With only the colours on the table, Davis uncharacteristically overstretched to play the green, a shot he would have nailed nine times out of ten with the rest. The ball rattled in the jaws of the pocket but didn’t drop. Taylor cleared up to steal a dramatic frame that had been Davis’ for the taking.
Something thereafter changed in the psychology of both players. Mistakes crept into Davis’ game; Taylor began to believe.
'I reminded myself that I had taken six frames in a row off Tony Knowles in the semi-final and five in a row off Cliff Thorburn in the quarters,' Taylor would say later, 'and thought that if I had done it then, I could do it again.'
Taylor went on to win six of the next seven frames to trail 7-9 overnight. Davis went to bed perhaps thinking of that green ball.
The next day it was nip and tuck the whole way, with Davis always edging ahead and Taylor snapping at his heels. 11-8 became 11-11. Davis slipped the leash once more, establishing a three frame cushion at 15-12 but spurned a glorious chance to open a four-frame lead when he missed a sitter of a red.
Taylor stepped up to clear the table with a chiselled break of 70 that ranks as one of the gutsiest of his career. 15-13 soon became 15-15.
Not for nothing Davis had been the world’s topped ranked player for two years, however, and with steel of his own moved to within one frame of victory at 17-15. Taylor clung on like a dog with a bone, and clawed the match back to all square.
For the first time ever at the Crucible, the final went to a deciding frame. It has since been called the greatest frame of all time, but the epic, 70-minute slug-out was heavily error strewn. 'Had it been the first frame it would have been the worst frame of snooker ever,' Taylor quipped afterwards.
After half an hour of play, Taylor led 29 points to 13. Davis missed a straightforward blue that might have been the key to the match. 'Nerves have now taken over,' observed commentator ‘Whispering’ Ted Lowe. Flukes, fouls and cagey safety were matched by great courage from both players, and after an hour only the black remained.
Perhaps, in the end, fortune favoured the bravest. The first chance Taylor got, he doubled the black across the table, catching the pocket’s angle. With his second chance, he tried a truly audacious double the length of the table, missing comfortably.
A third and easier chance went begging. 'That was the biggest shot of his life,' said commentator Jim Meadowcroft, as Taylor returned utterly deflated to his chair. As fate would have it, it wasn’t.

────────

Required actions —
**a)** Extract the part of the snooker passage between "Something thereafter changed" and "that green ball.", inclusive.
**b)** In the snooker passage, what was the score in the deciding frame after half an hour of play?

Dataset entries:
────────

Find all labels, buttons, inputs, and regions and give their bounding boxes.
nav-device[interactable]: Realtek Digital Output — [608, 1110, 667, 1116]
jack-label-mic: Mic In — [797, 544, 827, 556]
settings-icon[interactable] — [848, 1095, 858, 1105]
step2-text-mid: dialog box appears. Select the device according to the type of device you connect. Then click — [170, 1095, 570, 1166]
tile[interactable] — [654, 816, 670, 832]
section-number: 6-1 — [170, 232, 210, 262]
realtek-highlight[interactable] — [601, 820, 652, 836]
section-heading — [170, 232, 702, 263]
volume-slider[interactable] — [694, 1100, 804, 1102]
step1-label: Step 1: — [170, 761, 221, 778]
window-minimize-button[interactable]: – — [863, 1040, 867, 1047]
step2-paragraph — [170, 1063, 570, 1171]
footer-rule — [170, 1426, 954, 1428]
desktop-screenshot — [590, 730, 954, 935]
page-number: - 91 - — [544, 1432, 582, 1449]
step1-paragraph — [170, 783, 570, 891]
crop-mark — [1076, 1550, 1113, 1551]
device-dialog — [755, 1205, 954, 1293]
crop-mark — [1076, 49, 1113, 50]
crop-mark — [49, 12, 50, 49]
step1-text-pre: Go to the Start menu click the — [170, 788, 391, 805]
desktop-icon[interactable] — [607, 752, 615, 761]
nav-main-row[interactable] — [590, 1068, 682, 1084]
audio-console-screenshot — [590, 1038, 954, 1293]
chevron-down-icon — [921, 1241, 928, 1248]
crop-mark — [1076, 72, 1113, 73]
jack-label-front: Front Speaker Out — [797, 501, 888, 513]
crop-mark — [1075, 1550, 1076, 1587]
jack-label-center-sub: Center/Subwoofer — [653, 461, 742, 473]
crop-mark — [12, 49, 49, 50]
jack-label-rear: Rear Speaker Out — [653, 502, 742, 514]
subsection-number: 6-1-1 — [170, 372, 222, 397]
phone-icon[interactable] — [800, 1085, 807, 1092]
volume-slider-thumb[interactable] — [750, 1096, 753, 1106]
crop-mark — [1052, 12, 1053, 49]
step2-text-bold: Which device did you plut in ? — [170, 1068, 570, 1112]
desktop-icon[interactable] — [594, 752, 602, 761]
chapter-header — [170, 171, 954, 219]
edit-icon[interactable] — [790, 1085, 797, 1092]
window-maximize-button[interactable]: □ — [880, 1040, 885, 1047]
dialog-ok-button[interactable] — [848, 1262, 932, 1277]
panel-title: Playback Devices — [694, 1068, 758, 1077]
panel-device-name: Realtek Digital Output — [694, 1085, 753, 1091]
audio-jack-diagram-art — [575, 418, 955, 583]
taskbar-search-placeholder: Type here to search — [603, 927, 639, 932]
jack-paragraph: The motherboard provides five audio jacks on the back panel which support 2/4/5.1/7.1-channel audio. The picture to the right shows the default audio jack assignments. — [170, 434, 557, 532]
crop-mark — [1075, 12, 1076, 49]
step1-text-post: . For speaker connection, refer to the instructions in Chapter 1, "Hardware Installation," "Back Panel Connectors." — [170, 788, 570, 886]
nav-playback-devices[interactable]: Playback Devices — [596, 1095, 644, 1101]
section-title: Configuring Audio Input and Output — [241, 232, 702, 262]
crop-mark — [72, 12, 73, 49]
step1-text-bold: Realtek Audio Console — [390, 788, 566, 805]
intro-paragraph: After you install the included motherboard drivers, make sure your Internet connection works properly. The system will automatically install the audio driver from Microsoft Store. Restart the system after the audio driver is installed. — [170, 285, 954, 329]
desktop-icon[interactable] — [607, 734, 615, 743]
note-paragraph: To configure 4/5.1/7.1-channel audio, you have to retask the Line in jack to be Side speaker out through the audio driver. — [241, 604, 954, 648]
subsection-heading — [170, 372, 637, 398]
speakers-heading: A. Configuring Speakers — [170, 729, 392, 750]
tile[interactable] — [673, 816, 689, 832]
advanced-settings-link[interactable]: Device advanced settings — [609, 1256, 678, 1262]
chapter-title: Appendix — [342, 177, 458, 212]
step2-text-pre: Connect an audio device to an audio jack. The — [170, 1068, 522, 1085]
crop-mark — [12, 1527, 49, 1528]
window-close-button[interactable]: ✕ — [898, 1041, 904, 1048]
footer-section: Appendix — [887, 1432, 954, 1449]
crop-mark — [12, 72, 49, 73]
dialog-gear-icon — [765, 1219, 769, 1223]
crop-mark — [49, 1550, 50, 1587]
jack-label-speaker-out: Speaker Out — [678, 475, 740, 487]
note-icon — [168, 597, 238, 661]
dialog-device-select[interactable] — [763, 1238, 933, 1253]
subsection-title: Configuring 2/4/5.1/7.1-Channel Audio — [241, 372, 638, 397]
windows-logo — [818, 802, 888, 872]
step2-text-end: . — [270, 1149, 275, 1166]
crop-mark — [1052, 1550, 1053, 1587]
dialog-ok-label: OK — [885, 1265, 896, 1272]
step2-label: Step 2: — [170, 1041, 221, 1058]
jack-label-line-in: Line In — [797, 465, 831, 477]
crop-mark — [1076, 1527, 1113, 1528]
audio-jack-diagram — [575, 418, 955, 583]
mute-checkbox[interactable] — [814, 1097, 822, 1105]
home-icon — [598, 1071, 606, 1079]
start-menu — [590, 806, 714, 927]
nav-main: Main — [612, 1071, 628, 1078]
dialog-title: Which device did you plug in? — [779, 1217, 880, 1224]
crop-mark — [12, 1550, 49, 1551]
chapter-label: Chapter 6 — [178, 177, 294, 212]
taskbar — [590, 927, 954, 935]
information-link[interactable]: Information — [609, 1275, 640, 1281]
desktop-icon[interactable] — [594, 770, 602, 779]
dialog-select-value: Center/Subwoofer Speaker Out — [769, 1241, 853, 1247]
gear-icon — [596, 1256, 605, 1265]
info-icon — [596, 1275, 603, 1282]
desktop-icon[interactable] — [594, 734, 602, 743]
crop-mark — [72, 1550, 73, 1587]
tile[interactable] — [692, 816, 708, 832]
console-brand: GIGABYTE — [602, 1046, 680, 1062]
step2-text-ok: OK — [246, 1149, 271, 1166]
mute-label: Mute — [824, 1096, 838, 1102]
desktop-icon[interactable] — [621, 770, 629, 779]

────────

Responses to the exercise —
**a)**
Something thereafter changed in the psychology of both players. Mistakes crept into Davis’ game; Taylor began to believe.
'I reminded myself that I had taken six frames in a row off Tony Knowles in the semi-final and five in a row off Cliff Thorburn in the quarters,' Taylor would say later, 'and thought that if I had done it then, I could do it again.'
Taylor went on to win six of the next seven frames to trail 7-9 overnight. Davis went to bed perhaps thinking of that green ball.

**b)** Taylor led 29 points to 13.